-------- Exercise materials --------
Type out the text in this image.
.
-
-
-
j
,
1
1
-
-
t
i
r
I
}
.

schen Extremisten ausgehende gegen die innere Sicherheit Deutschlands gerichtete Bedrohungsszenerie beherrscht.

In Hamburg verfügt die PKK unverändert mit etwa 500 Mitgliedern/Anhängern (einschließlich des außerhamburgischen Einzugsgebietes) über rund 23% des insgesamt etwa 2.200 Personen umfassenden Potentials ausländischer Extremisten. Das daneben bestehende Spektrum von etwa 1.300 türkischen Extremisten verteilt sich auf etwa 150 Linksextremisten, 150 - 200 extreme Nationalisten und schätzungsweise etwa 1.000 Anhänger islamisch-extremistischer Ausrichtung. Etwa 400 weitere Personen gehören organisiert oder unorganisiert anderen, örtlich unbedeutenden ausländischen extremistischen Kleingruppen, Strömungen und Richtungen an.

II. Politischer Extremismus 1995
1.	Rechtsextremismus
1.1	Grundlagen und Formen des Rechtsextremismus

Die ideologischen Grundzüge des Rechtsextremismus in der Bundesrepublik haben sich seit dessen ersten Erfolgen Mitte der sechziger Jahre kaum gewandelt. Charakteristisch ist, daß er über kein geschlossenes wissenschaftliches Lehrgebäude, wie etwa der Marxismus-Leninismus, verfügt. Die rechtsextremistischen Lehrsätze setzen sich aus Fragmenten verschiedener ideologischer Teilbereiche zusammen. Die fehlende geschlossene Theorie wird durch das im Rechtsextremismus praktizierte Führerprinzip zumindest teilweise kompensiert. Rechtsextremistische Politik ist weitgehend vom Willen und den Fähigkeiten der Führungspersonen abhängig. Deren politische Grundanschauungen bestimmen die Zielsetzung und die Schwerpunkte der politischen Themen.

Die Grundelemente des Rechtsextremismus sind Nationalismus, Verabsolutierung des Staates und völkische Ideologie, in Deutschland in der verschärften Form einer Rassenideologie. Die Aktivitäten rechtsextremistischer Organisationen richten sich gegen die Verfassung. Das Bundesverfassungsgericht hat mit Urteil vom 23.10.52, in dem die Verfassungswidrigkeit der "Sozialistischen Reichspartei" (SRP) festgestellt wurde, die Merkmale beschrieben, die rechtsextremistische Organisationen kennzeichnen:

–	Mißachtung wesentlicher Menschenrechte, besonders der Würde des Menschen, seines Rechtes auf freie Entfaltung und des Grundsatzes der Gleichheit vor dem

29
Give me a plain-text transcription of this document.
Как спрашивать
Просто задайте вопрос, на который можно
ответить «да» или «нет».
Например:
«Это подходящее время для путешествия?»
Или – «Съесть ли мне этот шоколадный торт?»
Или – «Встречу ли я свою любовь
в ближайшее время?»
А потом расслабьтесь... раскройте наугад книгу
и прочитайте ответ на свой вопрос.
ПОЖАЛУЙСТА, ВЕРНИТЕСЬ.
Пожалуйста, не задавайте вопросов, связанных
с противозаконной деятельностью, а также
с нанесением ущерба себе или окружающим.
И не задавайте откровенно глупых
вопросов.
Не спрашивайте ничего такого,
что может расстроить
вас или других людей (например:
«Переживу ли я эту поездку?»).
--------
From the records above, extract every line exactly as it stands.

- [Exercise output]:
Type out the text in this image.
.
-
-
-
j
,
1
1
-
-
t
i
r
I
}
.

schen Extremisten ausgehende gegen die innere Sicherheit Deutschlands gerichtete Bedrohungsszenerie beherrscht.

In Hamburg verfügt die PKK unverändert mit etwa 500 Mitgliedern/Anhängern (einschließlich des außerhamburgischen Einzugsgebietes) über rund 23% des insgesamt etwa 2.200 Personen umfassenden Potentials ausländischer Extremisten. Das daneben bestehende Spektrum von etwa 1.300 türkischen Extremisten verteilt sich auf etwa 150 Linksextremisten, 150 - 200 extreme Nationalisten und schätzungsweise etwa 1.000 Anhänger islamisch-extremistischer Ausrichtung. Etwa 400 weitere Personen gehören organisiert oder unorganisiert anderen, örtlich unbedeutenden ausländischen extremistischen Kleingruppen, Strömungen und Richtungen an.

II. Politischer Extremismus 1995
1.	Rechtsextremismus
1.1	Grundlagen und Formen des Rechtsextremismus

Die ideologischen Grundzüge des Rechtsextremismus in der Bundesrepublik haben sich seit dessen ersten Erfolgen Mitte der sechziger Jahre kaum gewandelt. Charakteristisch ist, daß er über kein geschlossenes wissenschaftliches Lehrgebäude, wie etwa der Marxismus-Leninismus, verfügt. Die rechtsextremistischen Lehrsätze setzen sich aus Fragmenten verschiedener ideologischer Teilbereiche zusammen. Die fehlende geschlossene Theorie wird durch das im Rechtsextremismus praktizierte Führerprinzip zumindest teilweise kompensiert. Rechtsextremistische Politik ist weitgehend vom Willen und den Fähigkeiten der Führungspersonen abhängig. Deren politische Grundanschauungen bestimmen die Zielsetzung und die Schwerpunkte der politischen Themen.

Die Grundelemente des Rechtsextremismus sind Nationalismus, Verabsolutierung des Staates und völkische Ideologie, in Deutschland in der verschärften Form einer Rassenideologie. Die Aktivitäten rechtsextremistischer Organisationen richten sich gegen die Verfassung. Das Bundesverfassungsgericht hat mit Urteil vom 23.10.52, in dem die Verfassungswidrigkeit der "Sozialistischen Reichspartei" (SRP) festgestellt wurde, die Merkmale beschrieben, die rechtsextremistische Organisationen kennzeichnen:

–	Mißachtung wesentlicher Menschenrechte, besonders der Würde des Menschen, seines Rechtes auf freie Entfaltung und des Grundsatzes der Gleichheit vor dem

29
Give me a plain-text transcription of this document.
Как спрашивать
Просто задайте вопрос, на который можно
ответить «да» или «нет».
Например:
«Это подходящее время для путешествия?»
Или – «Съесть ли мне этот шоколадный торт?»
Или – «Встречу ли я свою любовь
в ближайшее время?»
А потом расслабьтесь... раскройте наугад книгу
и прочитайте ответ на свой вопрос.
ПОЖАЛУЙСТА, ВЕРНИТЕСЬ.
Пожалуйста, не задавайте вопросов, связанных
с противозаконной деятельностью, а также
с нанесением ущерба себе или окружающим.
И не задавайте откровенно глупых
вопросов.
Не спрашивайте ничего такого,
что может расстроить
вас или других людей (например:
«Переживу ли я эту поездку?»).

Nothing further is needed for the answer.